## What you are asked to do
Extract each line of the records below that contains the word "cases".

— START Records shown —

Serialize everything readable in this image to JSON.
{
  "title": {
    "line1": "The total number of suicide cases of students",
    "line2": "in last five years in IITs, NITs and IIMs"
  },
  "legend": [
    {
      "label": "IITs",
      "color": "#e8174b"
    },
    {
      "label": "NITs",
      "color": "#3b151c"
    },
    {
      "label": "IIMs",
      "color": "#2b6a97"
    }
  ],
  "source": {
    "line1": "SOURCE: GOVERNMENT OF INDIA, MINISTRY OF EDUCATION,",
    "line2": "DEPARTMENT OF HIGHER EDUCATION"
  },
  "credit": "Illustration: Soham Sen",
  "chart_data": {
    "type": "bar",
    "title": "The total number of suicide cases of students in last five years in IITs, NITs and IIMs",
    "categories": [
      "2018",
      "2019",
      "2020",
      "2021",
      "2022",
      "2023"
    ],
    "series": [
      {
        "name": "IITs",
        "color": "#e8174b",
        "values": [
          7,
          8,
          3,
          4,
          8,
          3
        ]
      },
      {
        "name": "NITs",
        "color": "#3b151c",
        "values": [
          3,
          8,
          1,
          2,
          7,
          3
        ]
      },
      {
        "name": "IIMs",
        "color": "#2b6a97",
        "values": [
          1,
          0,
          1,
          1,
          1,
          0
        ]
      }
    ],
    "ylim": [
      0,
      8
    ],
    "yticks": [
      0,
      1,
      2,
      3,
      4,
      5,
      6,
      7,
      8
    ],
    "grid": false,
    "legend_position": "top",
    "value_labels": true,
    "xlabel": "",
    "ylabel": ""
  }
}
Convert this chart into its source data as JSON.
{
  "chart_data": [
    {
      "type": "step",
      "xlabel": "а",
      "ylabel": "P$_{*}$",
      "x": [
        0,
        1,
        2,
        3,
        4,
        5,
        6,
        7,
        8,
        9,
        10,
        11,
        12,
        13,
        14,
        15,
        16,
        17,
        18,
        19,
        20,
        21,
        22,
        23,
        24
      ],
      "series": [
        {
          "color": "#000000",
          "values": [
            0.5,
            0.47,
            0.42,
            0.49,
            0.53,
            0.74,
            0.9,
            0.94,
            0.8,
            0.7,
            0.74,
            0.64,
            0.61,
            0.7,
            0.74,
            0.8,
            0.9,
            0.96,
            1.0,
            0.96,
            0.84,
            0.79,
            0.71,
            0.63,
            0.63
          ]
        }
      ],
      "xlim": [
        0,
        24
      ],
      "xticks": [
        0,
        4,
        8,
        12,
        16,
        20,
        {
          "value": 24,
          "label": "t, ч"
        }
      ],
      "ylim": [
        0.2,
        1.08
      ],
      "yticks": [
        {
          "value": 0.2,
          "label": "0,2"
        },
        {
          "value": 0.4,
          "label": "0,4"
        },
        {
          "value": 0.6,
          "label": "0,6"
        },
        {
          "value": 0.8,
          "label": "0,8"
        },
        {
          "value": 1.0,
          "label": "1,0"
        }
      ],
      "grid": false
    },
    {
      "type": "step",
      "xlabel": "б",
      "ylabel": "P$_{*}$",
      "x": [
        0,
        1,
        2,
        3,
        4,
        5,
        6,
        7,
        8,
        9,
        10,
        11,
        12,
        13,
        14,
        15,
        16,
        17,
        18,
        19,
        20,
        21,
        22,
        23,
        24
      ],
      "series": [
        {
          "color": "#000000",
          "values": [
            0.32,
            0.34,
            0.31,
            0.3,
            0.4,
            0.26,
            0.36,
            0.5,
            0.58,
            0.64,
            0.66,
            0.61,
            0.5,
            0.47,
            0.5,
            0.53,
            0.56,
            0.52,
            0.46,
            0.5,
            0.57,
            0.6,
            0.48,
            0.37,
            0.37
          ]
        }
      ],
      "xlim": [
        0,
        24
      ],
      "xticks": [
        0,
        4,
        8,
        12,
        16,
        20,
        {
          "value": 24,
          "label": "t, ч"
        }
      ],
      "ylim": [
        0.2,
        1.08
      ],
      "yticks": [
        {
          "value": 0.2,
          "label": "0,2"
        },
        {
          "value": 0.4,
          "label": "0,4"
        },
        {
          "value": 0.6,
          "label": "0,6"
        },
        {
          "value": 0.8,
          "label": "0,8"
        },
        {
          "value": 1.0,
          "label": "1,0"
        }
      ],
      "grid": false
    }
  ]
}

— END Records shown —

## Response to the task
    "line1": "The total number of suicide cases of students",
    "title": "The total number of suicide cases of students in last five years in IITs, NITs and IIMs",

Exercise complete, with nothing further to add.